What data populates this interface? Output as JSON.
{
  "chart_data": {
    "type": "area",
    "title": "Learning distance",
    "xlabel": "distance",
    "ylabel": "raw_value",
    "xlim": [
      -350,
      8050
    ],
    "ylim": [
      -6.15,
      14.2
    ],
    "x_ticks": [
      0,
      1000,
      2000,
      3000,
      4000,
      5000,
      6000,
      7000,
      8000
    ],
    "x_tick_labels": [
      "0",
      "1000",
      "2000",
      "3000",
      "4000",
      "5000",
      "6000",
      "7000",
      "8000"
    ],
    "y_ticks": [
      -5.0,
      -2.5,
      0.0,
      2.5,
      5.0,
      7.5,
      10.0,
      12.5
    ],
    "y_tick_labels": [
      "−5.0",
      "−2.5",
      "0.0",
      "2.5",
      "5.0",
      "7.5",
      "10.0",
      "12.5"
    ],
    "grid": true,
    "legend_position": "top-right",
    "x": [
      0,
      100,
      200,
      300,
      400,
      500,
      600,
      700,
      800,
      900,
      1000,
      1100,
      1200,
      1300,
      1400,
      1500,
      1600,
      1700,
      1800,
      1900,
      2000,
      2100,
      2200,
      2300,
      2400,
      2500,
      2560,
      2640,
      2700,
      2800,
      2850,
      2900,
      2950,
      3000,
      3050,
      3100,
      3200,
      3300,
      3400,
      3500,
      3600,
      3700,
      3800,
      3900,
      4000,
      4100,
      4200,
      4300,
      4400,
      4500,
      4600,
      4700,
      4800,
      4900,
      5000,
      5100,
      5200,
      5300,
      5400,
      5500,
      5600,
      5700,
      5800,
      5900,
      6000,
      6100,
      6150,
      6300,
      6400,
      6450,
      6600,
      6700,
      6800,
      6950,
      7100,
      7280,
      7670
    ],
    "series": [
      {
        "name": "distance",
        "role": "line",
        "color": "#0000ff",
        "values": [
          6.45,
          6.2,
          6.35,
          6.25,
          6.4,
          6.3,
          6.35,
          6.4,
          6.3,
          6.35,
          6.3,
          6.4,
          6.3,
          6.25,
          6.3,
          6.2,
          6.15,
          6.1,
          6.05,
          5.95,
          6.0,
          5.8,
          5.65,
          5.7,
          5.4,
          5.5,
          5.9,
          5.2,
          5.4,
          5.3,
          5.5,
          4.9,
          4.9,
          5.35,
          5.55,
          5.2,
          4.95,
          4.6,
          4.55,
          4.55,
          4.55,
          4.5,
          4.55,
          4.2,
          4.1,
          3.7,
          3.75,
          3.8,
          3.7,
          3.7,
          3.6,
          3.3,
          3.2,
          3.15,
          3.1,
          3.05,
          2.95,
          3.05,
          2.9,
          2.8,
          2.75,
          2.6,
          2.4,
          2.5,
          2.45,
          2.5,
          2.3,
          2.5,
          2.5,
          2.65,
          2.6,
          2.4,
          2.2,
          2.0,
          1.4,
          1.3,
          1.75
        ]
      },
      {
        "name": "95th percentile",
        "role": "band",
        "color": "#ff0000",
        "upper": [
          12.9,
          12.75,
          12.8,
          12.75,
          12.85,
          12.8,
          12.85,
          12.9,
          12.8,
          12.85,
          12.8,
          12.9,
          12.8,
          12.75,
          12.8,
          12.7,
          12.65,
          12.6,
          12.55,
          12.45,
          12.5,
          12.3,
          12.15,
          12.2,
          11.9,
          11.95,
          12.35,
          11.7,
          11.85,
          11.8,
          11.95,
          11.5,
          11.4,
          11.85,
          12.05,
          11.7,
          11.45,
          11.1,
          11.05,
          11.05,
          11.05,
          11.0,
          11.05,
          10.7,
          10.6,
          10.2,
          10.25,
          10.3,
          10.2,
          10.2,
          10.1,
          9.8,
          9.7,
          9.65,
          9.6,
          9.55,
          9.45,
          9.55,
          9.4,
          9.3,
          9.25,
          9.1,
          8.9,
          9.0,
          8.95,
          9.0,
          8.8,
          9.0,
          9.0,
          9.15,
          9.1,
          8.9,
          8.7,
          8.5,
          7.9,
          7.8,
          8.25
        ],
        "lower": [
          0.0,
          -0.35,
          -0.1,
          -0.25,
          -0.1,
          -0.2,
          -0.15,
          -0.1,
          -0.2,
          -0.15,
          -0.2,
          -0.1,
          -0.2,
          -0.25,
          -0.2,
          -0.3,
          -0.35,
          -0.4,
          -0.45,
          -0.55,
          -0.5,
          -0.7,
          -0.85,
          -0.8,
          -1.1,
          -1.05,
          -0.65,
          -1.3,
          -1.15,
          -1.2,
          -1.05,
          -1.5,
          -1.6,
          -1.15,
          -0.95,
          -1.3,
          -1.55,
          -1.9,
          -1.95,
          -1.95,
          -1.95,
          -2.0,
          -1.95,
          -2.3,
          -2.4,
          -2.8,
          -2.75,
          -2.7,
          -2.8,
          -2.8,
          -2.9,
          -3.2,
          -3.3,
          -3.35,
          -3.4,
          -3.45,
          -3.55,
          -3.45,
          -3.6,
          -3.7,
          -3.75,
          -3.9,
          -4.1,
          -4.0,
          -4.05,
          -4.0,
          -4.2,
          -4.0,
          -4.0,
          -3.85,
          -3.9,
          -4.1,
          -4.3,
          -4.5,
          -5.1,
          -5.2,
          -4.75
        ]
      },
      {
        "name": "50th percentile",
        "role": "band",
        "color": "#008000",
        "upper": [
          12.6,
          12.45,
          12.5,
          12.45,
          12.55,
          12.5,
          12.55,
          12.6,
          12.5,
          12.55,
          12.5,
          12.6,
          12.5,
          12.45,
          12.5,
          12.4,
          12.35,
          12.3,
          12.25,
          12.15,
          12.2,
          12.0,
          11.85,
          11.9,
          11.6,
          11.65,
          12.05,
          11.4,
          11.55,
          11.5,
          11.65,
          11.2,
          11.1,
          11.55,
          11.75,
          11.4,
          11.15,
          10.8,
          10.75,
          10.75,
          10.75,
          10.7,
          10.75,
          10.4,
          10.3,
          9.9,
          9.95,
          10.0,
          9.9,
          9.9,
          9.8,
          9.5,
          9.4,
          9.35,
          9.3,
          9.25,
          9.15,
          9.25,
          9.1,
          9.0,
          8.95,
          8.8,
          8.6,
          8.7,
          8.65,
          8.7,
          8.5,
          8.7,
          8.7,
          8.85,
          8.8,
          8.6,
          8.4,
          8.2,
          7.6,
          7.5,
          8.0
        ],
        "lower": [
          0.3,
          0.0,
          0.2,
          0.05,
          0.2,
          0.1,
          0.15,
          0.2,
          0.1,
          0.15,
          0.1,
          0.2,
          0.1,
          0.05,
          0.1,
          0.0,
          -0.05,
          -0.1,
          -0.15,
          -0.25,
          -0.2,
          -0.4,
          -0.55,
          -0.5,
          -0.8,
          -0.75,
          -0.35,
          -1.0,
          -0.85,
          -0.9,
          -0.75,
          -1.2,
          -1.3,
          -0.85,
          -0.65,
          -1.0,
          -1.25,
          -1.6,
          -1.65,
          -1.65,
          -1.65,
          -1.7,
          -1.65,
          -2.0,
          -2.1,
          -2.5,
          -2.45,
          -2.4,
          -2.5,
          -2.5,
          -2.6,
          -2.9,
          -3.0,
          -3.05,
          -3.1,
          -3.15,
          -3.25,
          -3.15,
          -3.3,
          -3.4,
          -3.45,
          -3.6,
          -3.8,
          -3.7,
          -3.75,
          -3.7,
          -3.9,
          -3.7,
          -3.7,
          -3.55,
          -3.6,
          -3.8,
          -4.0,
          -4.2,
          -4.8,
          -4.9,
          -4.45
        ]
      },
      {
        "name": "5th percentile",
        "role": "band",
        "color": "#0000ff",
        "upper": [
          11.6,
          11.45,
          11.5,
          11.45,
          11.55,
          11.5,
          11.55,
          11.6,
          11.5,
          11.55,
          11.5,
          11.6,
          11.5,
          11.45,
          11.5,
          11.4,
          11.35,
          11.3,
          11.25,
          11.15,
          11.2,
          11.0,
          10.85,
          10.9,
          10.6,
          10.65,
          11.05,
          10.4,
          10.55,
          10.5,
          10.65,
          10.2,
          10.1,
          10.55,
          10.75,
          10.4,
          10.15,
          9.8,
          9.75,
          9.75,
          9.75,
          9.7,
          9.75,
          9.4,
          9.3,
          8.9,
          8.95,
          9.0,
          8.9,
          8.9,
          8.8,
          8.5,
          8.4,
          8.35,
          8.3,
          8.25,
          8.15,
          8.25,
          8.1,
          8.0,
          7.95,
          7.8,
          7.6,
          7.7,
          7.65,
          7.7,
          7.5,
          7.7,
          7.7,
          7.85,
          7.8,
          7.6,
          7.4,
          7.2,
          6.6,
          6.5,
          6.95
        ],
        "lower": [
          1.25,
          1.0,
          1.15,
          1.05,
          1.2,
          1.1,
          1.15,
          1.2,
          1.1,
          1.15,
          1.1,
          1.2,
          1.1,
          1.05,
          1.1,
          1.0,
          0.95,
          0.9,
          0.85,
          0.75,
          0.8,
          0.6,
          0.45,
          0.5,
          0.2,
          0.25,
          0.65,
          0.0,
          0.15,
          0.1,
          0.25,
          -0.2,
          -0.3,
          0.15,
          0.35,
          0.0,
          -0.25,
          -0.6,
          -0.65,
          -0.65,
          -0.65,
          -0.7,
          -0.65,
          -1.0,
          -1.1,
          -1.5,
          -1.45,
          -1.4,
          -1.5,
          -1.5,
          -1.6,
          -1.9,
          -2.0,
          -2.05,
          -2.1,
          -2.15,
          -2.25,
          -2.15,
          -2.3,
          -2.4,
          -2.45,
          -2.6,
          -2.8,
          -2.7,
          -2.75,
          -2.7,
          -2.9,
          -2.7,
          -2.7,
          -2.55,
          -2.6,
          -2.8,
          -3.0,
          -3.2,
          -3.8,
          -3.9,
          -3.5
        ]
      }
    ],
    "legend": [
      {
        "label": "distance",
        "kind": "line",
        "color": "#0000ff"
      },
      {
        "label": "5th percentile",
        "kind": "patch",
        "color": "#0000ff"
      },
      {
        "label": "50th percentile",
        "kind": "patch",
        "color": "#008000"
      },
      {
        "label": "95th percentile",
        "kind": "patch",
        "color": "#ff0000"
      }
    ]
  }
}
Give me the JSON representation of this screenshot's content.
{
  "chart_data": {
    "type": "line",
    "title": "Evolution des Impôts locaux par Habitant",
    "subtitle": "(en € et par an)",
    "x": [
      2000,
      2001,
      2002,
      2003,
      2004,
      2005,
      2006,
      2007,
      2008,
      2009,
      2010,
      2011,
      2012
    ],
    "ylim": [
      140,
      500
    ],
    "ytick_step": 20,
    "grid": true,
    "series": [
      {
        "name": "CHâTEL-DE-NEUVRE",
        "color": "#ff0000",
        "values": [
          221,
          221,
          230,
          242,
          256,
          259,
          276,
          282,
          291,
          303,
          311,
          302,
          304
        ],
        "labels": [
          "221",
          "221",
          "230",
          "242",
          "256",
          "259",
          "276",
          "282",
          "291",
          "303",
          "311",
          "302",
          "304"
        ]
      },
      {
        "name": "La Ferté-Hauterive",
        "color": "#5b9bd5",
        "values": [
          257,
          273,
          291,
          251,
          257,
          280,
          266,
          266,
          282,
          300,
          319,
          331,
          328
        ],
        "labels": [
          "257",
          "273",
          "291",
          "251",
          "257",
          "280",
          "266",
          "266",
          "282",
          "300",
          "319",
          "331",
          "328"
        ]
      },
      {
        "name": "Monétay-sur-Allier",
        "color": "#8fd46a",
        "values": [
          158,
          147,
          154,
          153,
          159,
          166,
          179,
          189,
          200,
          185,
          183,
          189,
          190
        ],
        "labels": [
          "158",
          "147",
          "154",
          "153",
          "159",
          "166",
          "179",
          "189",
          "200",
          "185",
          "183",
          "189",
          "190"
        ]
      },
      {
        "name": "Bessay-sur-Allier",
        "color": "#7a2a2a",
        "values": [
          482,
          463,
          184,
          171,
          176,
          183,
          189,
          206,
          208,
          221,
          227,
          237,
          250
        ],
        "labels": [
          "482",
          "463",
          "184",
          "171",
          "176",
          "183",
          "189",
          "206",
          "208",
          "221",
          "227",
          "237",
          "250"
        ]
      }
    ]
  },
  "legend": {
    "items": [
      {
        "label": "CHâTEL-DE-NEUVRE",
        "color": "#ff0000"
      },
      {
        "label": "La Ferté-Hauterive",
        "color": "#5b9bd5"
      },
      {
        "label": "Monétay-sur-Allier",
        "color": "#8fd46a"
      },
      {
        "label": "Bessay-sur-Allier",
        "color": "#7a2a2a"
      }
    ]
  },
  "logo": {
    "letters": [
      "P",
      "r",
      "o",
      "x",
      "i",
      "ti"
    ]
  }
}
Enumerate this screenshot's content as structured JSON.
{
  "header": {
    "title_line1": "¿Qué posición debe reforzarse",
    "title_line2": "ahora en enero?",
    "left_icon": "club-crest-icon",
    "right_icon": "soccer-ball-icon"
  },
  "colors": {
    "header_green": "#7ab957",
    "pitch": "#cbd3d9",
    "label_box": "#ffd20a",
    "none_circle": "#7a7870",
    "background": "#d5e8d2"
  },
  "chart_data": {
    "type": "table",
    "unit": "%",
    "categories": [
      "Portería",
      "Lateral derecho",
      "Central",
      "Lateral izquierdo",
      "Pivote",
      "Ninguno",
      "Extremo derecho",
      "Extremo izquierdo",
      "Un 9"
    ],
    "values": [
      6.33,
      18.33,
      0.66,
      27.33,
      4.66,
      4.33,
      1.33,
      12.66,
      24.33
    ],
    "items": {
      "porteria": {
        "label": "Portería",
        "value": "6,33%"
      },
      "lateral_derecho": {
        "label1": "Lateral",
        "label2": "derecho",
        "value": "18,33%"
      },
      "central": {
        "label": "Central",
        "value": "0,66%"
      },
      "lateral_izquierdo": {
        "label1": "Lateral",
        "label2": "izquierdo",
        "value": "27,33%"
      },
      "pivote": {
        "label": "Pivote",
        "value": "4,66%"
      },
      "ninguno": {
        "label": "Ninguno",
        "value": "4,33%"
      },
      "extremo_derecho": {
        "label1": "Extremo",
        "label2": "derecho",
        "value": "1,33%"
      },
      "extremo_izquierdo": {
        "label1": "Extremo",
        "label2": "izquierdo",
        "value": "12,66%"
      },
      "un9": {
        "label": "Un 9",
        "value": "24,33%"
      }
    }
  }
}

◇ ◇ ◇ ◇ ◇ ◇ ◇

- Stated task -
Track down every line of the material containing the string "distance", and copy it.

- Response -
    "title": "Learning distance",
    "xlabel": "distance",
        "name": "distance",
        "label": "distance",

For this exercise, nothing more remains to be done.